== JOB ==
Every line below that contains "dalších" is to be copied.

== RAW DATA ==
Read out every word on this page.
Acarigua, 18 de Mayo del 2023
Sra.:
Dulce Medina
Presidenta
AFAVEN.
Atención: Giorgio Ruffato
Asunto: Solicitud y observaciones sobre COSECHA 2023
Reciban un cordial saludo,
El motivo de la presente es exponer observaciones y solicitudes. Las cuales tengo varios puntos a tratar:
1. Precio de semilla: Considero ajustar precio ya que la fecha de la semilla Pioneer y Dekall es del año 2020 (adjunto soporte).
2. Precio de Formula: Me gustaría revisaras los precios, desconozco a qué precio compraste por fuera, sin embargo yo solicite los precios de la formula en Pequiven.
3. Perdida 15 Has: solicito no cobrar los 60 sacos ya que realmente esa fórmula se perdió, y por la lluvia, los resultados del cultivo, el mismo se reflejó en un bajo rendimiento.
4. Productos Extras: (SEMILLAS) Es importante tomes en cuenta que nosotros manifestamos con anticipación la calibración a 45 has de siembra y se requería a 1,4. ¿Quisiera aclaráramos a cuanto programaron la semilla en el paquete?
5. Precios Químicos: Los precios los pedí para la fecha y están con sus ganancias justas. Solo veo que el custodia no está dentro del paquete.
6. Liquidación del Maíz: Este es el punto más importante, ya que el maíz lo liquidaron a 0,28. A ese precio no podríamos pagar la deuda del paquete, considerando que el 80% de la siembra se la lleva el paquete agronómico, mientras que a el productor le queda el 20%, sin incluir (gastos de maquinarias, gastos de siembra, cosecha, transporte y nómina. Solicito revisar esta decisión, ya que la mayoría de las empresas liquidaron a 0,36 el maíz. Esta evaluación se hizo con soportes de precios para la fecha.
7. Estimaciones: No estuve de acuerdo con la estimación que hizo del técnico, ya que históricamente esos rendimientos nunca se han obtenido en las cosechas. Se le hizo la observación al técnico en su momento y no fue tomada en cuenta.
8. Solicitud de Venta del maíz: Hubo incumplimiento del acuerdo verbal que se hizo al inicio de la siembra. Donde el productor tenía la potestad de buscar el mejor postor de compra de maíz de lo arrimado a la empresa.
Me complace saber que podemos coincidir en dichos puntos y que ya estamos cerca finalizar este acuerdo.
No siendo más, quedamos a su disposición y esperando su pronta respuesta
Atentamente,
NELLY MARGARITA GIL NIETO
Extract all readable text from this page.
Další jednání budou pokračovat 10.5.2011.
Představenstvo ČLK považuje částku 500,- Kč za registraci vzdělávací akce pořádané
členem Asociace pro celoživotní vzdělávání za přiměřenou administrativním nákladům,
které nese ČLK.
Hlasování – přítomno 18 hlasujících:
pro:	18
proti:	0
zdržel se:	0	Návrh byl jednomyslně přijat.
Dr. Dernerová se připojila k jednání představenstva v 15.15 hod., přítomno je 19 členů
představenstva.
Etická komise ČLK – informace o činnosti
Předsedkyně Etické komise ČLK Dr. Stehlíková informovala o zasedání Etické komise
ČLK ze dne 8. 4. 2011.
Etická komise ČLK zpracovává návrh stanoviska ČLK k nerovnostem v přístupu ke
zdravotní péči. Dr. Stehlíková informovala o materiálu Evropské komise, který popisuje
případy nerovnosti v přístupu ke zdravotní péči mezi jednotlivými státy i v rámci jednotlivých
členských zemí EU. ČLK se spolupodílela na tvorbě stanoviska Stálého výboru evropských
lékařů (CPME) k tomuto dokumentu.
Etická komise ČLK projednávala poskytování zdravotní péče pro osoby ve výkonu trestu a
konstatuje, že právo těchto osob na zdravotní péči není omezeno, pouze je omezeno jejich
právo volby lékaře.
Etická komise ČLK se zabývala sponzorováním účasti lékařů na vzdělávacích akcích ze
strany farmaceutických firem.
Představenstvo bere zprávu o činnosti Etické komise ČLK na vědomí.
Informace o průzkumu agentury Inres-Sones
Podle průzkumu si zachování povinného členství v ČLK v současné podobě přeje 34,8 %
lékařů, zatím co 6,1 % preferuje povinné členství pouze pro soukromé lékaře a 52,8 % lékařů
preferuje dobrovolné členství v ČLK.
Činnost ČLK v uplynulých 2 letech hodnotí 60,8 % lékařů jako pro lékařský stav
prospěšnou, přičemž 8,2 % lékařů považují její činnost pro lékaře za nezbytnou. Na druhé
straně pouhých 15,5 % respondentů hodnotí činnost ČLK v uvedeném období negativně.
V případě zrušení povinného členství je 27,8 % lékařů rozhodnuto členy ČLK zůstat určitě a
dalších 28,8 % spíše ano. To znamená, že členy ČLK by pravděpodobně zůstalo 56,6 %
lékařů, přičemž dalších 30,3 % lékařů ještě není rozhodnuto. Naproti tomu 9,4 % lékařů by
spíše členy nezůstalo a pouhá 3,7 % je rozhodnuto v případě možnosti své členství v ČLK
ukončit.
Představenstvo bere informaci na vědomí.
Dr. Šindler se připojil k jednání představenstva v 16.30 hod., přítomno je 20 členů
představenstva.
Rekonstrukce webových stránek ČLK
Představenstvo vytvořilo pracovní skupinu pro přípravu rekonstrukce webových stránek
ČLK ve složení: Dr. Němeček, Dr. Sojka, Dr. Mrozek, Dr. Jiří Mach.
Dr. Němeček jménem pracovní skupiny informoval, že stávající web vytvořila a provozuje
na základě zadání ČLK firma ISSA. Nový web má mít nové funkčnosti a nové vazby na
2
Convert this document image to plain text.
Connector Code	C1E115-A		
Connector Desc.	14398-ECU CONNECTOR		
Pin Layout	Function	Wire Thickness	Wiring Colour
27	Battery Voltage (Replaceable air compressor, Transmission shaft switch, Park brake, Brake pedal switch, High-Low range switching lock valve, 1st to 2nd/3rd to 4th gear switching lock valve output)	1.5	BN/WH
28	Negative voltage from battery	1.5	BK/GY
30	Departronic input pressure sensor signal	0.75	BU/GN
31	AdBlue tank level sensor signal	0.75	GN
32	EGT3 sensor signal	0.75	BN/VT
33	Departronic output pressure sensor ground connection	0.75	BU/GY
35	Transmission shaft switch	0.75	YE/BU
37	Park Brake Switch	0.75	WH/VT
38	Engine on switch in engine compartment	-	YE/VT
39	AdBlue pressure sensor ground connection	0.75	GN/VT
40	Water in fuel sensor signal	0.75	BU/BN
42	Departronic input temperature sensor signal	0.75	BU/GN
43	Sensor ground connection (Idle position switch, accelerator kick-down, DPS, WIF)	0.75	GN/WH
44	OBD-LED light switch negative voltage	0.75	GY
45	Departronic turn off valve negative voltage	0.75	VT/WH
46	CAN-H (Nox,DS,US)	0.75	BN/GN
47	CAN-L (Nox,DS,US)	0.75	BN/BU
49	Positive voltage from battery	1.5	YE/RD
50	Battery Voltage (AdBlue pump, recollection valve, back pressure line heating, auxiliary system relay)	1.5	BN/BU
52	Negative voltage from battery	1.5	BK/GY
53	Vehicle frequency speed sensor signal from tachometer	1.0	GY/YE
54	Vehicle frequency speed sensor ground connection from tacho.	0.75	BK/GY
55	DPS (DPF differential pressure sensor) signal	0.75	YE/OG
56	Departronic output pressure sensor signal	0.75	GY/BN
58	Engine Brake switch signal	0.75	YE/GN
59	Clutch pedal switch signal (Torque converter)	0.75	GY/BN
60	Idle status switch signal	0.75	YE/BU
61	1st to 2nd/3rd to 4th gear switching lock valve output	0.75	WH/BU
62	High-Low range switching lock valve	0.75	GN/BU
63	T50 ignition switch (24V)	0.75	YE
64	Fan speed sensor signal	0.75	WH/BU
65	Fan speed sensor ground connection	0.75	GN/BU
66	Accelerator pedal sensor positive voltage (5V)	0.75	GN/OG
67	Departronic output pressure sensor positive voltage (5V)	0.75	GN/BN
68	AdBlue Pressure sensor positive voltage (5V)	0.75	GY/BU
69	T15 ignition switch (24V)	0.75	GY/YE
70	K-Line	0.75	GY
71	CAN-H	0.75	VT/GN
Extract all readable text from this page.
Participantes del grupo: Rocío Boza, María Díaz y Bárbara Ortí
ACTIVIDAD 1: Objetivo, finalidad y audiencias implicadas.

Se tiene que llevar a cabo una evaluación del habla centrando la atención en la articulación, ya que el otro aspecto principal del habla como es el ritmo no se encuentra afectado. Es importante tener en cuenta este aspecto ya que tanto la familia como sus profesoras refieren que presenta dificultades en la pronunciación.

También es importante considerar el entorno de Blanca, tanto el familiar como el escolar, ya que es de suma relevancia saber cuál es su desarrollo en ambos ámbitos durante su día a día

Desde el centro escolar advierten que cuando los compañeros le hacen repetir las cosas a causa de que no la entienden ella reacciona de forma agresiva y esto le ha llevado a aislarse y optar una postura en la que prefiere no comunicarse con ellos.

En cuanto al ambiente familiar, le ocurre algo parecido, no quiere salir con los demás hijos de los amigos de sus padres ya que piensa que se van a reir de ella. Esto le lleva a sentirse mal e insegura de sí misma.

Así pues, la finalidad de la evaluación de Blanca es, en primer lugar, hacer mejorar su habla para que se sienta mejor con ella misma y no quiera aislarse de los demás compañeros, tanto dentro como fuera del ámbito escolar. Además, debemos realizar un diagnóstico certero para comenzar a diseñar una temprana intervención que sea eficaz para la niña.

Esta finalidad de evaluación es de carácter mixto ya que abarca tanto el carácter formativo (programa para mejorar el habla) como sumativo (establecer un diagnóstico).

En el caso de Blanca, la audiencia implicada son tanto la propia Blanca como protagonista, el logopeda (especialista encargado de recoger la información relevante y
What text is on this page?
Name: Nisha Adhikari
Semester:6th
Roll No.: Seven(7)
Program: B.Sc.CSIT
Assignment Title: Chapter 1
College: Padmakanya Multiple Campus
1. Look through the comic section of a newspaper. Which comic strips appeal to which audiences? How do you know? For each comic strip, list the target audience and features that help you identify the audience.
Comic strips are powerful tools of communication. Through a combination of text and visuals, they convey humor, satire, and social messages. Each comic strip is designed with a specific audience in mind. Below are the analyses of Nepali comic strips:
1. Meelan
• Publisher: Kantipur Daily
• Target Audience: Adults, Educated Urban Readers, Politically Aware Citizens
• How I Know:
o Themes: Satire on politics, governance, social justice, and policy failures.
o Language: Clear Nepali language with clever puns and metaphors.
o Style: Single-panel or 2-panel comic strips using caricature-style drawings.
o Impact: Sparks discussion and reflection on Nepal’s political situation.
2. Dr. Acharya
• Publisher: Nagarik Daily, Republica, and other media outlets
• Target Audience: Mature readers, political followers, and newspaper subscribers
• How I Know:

== CORRECT RESULT ==
dalších 28,8 % spíše ano. To znamená, že členy ČLK by pravděpodobně zůstalo 56,6 %
lékařů, přičemž dalších 30,3 % lékařů ještě není rozhodnuto. Naproti tomu 9,4 % lékařů by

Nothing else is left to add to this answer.